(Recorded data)
========================================================================
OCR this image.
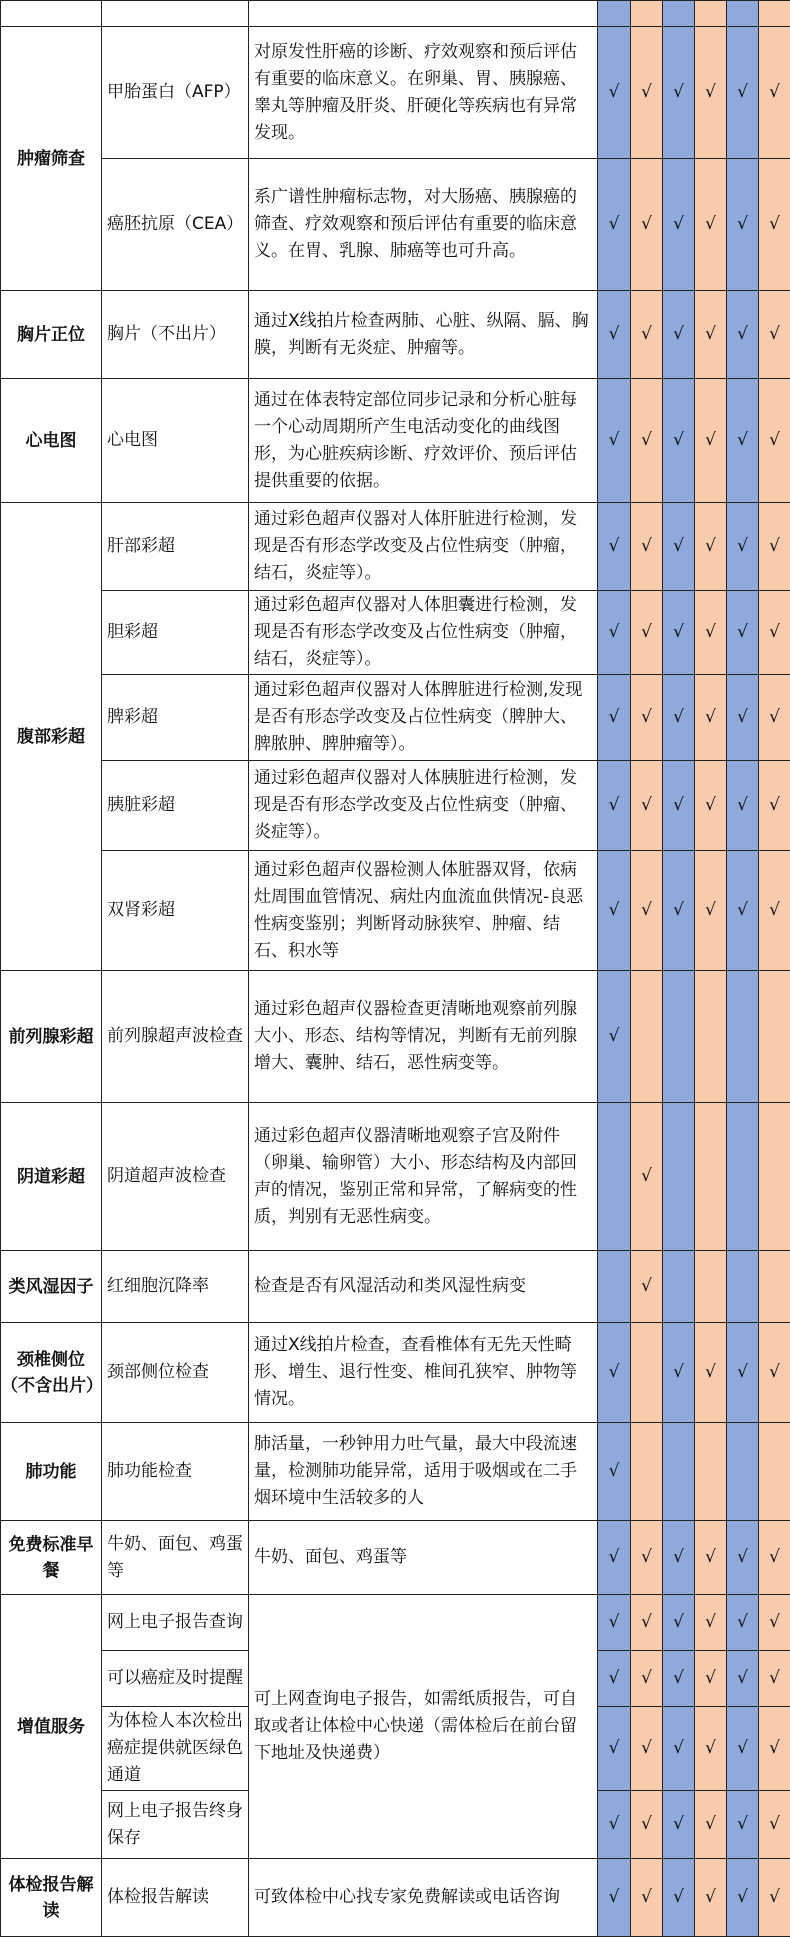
肿瘤筛查	甲胎蛋白（AFP）	对原发性肝癌的诊断、疗效观察和预后评估有重要的临床意义。在卵巢、胃、胰腺癌、睾丸等肿瘤及肝炎、肝硬化等疾病也有异常发现。	√	√	√	√	√	√
	癌胚抗原（CEA）	系广谱性肿瘤标志物，对大肠癌、胰腺癌的筛查、疗效观察和预后评估有重要的临床意义。在胃、乳腺、肺癌等也可升高。	√	√	√	√	√	√
胸片正位	胸片（不出片）	通过X线拍片检查两肺、心脏、纵隔、膈、胸膜，判断有无炎症、肿瘤等。	√	√	√	√	√	√
心电图	心电图	通过在体表特定部位同步记录和分析心脏每一个心动周期所产生电活动变化的曲线图形，为心脏疾病诊断、疗效评价、预后评估提供重要的依据。	√	√	√	√	√	√
腹部彩超	肝部彩超	通过彩色超声仪器对人体肝脏进行检测，发现是否有形态学改变及占位性病变（肿瘤，结石，炎症等）。	√	√	√	√	√	√
	胆彩超	通过彩色超声仪器对人体胆囊进行检测，发现是否有形态学改变及占位性病变（肿瘤，结石，炎症等）。	√	√	√	√	√	√
	脾彩超	通过彩色超声仪器对人体脾脏进行检测,发现是否有形态学改变及占位性病变（脾肿大、脾脓肿、脾肿瘤等）。	√	√	√	√	√	√
	胰脏彩超	通过彩色超声仪器对人体胰脏进行检测，发现是否有形态学改变及占位性病变（肿瘤、炎症等）。	√	√	√	√	√	√
	双肾彩超	通过彩色超声仪器检测人体脏器双肾，依病灶周围血管情况、病灶内血流血供情况-良恶性病变鉴别；判断肾动脉狭窄、肿瘤、结石、积水等	√	√	√	√	√	√
前列腺彩超	前列腺超声波检查	通过彩色超声仪器检查更清晰地观察前列腺大小、形态、结构等情况，判断有无前列腺增大、囊肿、结石，恶性病变等。	√					
阴道彩超	阴道超声波检查	通过彩色超声仪器清晰地观察子宫及附件（卵巢、输卵管）大小、形态结构及内部回声的情况，鉴别正常和异常，了解病变的性质，判别有无恶性病变。		√				
类风湿因子	红细胞沉降率	检查是否有风湿活动和类风湿性病变		√				
颈椎侧位（不含出片）	颈部侧位检查	通过X线拍片检查，查看椎体有无先天性畸形、增生、退行性变、椎间孔狭窄、肿物等情况。	√		√	√	√	√
肺功能	肺功能检查	肺活量，一秒钟用力吐气量，最大中段流速量，检测肺功能异常，适用于吸烟或在二手烟环境中生活较多的人	√					
免费标准早餐	牛奶、面包、鸡蛋等	牛奶、面包、鸡蛋等	√	√	√	√	√	√
增值服务	网上电子报告查询	可上网查询电子报告，如需纸质报告，可自取或者让体检中心快递（需体检后在前台留下地址及快递费）	√	√	√	√	√	√
	可以癌症及时提醒		√	√	√	√	√	√
	为体检人本次检出癌症提供就医绿色通道		√	√	√	√	√	√
	网上电子报告终身保存		√	√	√	√	√	√
体检报告解读	体检报告解读	可致体检中心找专家免费解读或电话咨询	√	√	√	√	√	√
========================================================================
-- Instructions to follow --
Identify every line holding the word "疗效观察和预后评估有重要的临床意义" and copy it out.

-- Result of the task --
肿瘤筛查	甲胎蛋白（AFP）	对原发性肝癌的诊断、疗效观察和预后评估有重要的临床意义。在卵巢、胃、胰腺癌、睾丸等肿瘤及肝炎、肝硬化等疾病也有异常发现。	√	√	√	√	√	√
	癌胚抗原（CEA）	系广谱性肿瘤标志物，对大肠癌、胰腺癌的筛查、疗效观察和预后评估有重要的临床意义。在胃、乳腺、肺癌等也可升高。	√	√	√	√	√	√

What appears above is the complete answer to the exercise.